- [Input data]

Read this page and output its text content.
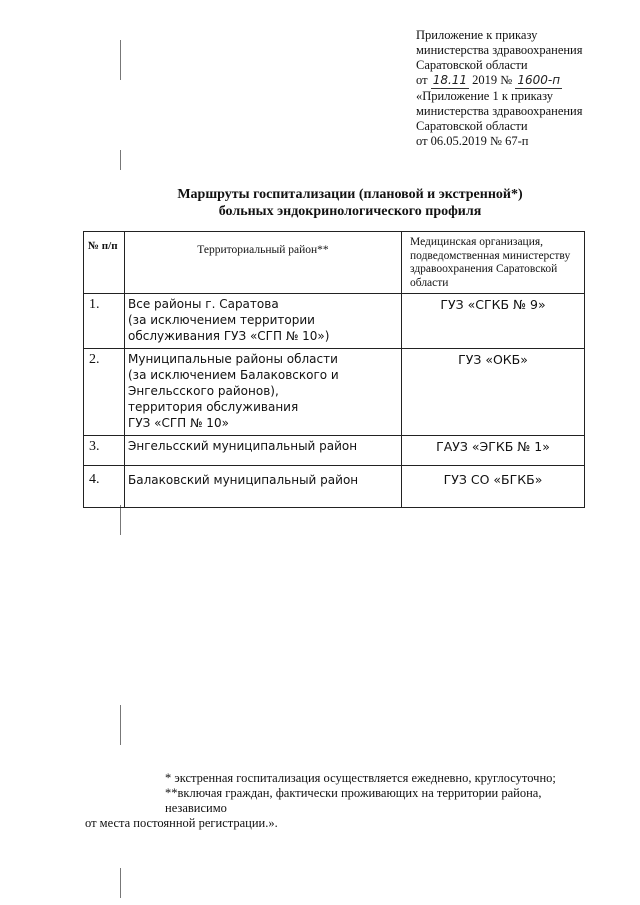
Приложение к приказу
министерства здравоохранения
Саратовской области
от 18.11 2019 № 1600-п
«Приложение 1 к приказу
министерства здравоохранения
Саратовской области
от 06.05.2019 № 67-п
Маршруты госпитализации (плановой и экстренной*)
больных эндокринологического профиля
№ п/п	Территориальный район**	Медицинская организация, подведомственная министерству здравоохранения Саратовской области
1.	Все районы г. Саратова
(за исключением территории
обслуживания ГУЗ «СГП № 10»)	ГУЗ «СГКБ № 9»
2.	Муниципальные районы области
(за исключением Балаковского и
Энгельсского районов),
территория обслуживания
ГУЗ «СГП № 10»	ГУЗ «ОКБ»
3.	Энгельсский муниципальный район	ГАУЗ «ЭГКБ № 1»
4.	Балаковский муниципальный район	ГУЗ СО «БГКБ»
* экстренная госпитализация осуществляется ежедневно, круглосуточно;
**включая граждан, фактически проживающих на территории района, независимо
от места постоянной регистрации.».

- [Problem details]
Restate the data above exactly, stripping out each image.

- [Final result]
Read this page and output its text content.
Приложение к приказу
министерства здравоохранения
Саратовской области
от 18.11 2019 № 1600-п
«Приложение 1 к приказу
министерства здравоохранения
Саратовской области
от 06.05.2019 № 67-п
Маршруты госпитализации (плановой и экстренной*)
больных эндокринологического профиля
№ п/п	Территориальный район**	Медицинская организация, подведомственная министерству здравоохранения Саратовской области
1.	Все районы г. Саратова
(за исключением территории
обслуживания ГУЗ «СГП № 10»)	ГУЗ «СГКБ № 9»
2.	Муниципальные районы области
(за исключением Балаковского и
Энгельсского районов),
территория обслуживания
ГУЗ «СГП № 10»	ГУЗ «ОКБ»
3.	Энгельсский муниципальный район	ГАУЗ «ЭГКБ № 1»
4.	Балаковский муниципальный район	ГУЗ СО «БГКБ»
* экстренная госпитализация осуществляется ежедневно, круглосуточно;
**включая граждан, фактически проживающих на территории района, независимо
от места постоянной регистрации.».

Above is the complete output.